• WHAT YOU NEED TO DO
Copy the material that follows word for word and omit its pictures.

------------------------

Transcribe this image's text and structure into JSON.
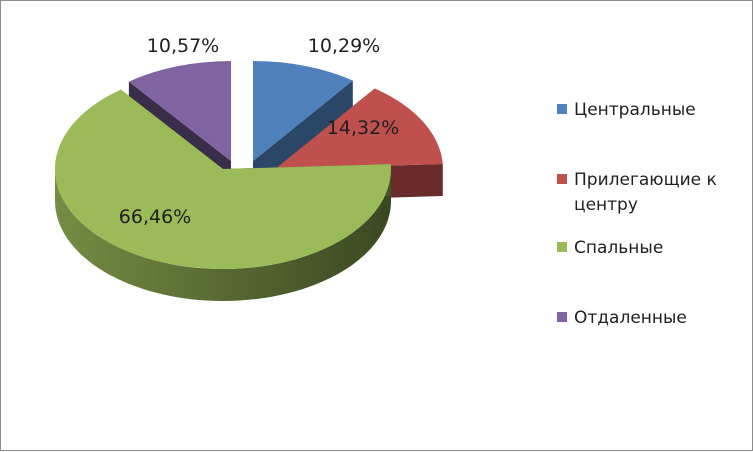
{
  "chart_data": {
    "type": "pie",
    "title": "",
    "categories": [
      "Центральные",
      "Прилегающие к центру",
      "Спальные",
      "Отдаленные"
    ],
    "legend_lines": [
      [
        "Центральные"
      ],
      [
        "Прилегающие к",
        "центру"
      ],
      [
        "Спальные"
      ],
      [
        "Отдаленные"
      ]
    ],
    "values": [
      10.29,
      14.32,
      66.46,
      10.57
    ],
    "data_labels": [
      "10,29%",
      "14,32%",
      "66,46%",
      "10,57%"
    ],
    "colors": [
      "#4F81BD",
      "#C0504D",
      "#9BBB59",
      "#8064A2"
    ],
    "legend_position": "right",
    "style": "3d-exploded"
  }
}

------------------------

• RESULT OF THE TASK
Transcribe this image's text and structure into JSON.
{
  "chart_data": {
    "type": "pie",
    "title": "",
    "categories": [
      "Центральные",
      "Прилегающие к центру",
      "Спальные",
      "Отдаленные"
    ],
    "legend_lines": [
      [
        "Центральные"
      ],
      [
        "Прилегающие к",
        "центру"
      ],
      [
        "Спальные"
      ],
      [
        "Отдаленные"
      ]
    ],
    "values": [
      10.29,
      14.32,
      66.46,
      10.57
    ],
    "data_labels": [
      "10,29%",
      "14,32%",
      "66,46%",
      "10,57%"
    ],
    "colors": [
      "#4F81BD",
      "#C0504D",
      "#9BBB59",
      "#8064A2"
    ],
    "legend_position": "right",
    "style": "3d-exploded"
  }
}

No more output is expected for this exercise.